[Data items]
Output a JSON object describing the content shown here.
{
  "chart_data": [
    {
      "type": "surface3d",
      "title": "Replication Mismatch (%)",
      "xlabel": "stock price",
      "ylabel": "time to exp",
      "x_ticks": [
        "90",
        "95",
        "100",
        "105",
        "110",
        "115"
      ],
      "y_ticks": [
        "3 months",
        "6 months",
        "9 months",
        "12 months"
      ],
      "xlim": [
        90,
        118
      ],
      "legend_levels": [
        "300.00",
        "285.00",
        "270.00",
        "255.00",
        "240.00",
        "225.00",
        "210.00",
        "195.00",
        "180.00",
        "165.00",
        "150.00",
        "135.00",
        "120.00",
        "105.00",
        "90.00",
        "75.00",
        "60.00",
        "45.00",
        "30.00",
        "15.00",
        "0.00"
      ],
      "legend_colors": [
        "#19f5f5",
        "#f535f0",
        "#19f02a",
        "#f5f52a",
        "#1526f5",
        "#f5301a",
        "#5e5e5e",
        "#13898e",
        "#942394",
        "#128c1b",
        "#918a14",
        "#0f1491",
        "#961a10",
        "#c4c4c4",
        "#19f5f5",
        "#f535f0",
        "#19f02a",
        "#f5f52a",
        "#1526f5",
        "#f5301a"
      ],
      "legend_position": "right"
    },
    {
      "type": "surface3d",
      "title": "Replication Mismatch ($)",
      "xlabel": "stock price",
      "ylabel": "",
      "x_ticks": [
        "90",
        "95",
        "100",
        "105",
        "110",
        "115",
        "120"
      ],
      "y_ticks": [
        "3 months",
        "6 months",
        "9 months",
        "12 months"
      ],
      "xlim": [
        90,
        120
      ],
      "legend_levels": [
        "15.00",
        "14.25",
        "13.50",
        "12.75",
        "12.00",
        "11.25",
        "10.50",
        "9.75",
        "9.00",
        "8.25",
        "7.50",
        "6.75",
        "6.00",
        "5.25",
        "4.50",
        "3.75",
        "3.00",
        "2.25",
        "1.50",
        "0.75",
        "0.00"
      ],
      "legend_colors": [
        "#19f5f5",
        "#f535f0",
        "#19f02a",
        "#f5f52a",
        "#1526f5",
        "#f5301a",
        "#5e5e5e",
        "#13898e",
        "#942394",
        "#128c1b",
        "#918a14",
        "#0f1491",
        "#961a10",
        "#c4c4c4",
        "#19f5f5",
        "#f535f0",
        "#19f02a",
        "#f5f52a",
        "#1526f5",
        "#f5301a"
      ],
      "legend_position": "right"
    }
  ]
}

## [Request]
Retype all of the entries precisely as they are.

## [Completed exercise]
Output a JSON object describing the content shown here.
{
  "chart_data": [
    {
      "type": "surface3d",
      "title": "Replication Mismatch (%)",
      "xlabel": "stock price",
      "ylabel": "time to exp",
      "x_ticks": [
        "90",
        "95",
        "100",
        "105",
        "110",
        "115"
      ],
      "y_ticks": [
        "3 months",
        "6 months",
        "9 months",
        "12 months"
      ],
      "xlim": [
        90,
        118
      ],
      "legend_levels": [
        "300.00",
        "285.00",
        "270.00",
        "255.00",
        "240.00",
        "225.00",
        "210.00",
        "195.00",
        "180.00",
        "165.00",
        "150.00",
        "135.00",
        "120.00",
        "105.00",
        "90.00",
        "75.00",
        "60.00",
        "45.00",
        "30.00",
        "15.00",
        "0.00"
      ],
      "legend_colors": [
        "#19f5f5",
        "#f535f0",
        "#19f02a",
        "#f5f52a",
        "#1526f5",
        "#f5301a",
        "#5e5e5e",
        "#13898e",
        "#942394",
        "#128c1b",
        "#918a14",
        "#0f1491",
        "#961a10",
        "#c4c4c4",
        "#19f5f5",
        "#f535f0",
        "#19f02a",
        "#f5f52a",
        "#1526f5",
        "#f5301a"
      ],
      "legend_position": "right"
    },
    {
      "type": "surface3d",
      "title": "Replication Mismatch ($)",
      "xlabel": "stock price",
      "ylabel": "",
      "x_ticks": [
        "90",
        "95",
        "100",
        "105",
        "110",
        "115",
        "120"
      ],
      "y_ticks": [
        "3 months",
        "6 months",
        "9 months",
        "12 months"
      ],
      "xlim": [
        90,
        120
      ],
      "legend_levels": [
        "15.00",
        "14.25",
        "13.50",
        "12.75",
        "12.00",
        "11.25",
        "10.50",
        "9.75",
        "9.00",
        "8.25",
        "7.50",
        "6.75",
        "6.00",
        "5.25",
        "4.50",
        "3.75",
        "3.00",
        "2.25",
        "1.50",
        "0.75",
        "0.00"
      ],
      "legend_colors": [
        "#19f5f5",
        "#f535f0",
        "#19f02a",
        "#f5f52a",
        "#1526f5",
        "#f5301a",
        "#5e5e5e",
        "#13898e",
        "#942394",
        "#128c1b",
        "#918a14",
        "#0f1491",
        "#961a10",
        "#c4c4c4",
        "#19f5f5",
        "#f535f0",
        "#19f02a",
        "#f5f52a",
        "#1526f5",
        "#f5301a"
      ],
      "legend_position": "right"
    }
  ]
}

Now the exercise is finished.